** START EXERCISE INPUT **

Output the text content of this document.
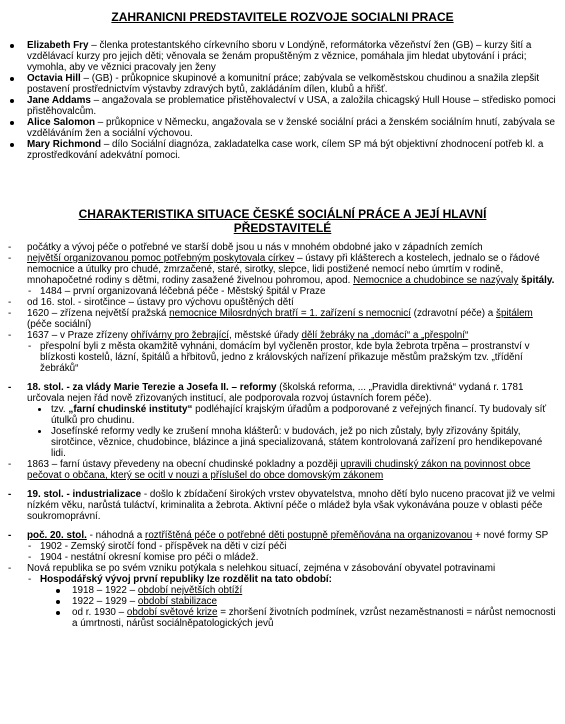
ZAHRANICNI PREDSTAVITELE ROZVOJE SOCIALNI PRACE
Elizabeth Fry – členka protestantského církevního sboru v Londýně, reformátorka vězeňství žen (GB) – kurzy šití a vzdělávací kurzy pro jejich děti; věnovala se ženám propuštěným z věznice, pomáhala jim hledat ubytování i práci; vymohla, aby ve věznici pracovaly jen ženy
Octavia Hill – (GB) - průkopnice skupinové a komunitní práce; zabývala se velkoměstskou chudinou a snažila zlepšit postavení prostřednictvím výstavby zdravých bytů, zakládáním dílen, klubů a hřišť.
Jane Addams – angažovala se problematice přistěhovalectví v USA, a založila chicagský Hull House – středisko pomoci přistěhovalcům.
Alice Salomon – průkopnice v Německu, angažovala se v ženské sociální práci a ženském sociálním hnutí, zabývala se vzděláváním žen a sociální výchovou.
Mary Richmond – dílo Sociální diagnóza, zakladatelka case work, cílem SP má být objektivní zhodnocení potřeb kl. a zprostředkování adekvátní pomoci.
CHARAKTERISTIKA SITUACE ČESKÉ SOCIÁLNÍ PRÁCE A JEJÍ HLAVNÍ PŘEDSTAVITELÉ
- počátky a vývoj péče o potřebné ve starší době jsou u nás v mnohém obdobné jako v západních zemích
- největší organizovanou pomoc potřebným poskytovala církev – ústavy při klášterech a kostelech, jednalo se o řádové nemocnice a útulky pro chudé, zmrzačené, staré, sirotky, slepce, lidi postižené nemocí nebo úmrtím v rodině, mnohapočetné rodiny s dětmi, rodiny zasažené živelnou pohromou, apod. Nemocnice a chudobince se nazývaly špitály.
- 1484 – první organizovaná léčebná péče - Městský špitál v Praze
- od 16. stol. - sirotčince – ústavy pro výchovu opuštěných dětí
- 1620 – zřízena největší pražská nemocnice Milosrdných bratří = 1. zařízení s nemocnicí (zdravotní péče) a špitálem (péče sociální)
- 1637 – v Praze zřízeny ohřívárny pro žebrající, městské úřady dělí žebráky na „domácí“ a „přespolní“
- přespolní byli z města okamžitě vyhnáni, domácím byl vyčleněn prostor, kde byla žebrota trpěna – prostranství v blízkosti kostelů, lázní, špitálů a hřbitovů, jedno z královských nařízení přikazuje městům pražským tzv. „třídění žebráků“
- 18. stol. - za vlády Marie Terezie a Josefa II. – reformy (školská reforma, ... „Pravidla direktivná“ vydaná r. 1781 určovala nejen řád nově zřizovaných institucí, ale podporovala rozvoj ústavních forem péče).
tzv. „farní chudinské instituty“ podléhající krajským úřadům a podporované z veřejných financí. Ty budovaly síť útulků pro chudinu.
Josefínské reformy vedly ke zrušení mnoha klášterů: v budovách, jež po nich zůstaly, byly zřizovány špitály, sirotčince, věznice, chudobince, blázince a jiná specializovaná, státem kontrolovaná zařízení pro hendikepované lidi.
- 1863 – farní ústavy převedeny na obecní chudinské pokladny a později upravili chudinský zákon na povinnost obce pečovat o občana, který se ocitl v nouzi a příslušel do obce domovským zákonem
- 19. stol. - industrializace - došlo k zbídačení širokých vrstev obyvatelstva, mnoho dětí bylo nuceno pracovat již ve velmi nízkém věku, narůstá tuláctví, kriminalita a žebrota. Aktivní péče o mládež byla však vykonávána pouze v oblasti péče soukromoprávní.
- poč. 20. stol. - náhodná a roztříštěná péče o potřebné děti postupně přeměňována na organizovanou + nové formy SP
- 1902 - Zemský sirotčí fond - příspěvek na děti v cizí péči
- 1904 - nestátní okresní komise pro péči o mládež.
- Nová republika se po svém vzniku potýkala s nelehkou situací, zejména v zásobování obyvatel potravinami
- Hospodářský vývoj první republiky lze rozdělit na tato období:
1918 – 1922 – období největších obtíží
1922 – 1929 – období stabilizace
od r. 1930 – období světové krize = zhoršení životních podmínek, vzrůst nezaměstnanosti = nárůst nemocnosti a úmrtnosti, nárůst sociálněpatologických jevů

** END EXERCISE INPUT **

§ **WHAT IS BEING ASKED**: In the listing, find all lines with the string "pomoci" and copy them.

§ **OUTPUT FOR THIS EXERCISE**:
Jane Addams – angažovala se problematice přistěhovalectví v USA, a založila chicagský Hull House – středisko pomoci přistěhovalcům.
Mary Richmond – dílo Sociální diagnóza, zakladatelka case work, cílem SP má být objektivní zhodnocení potřeb kl. a zprostředkování adekvátní pomoci.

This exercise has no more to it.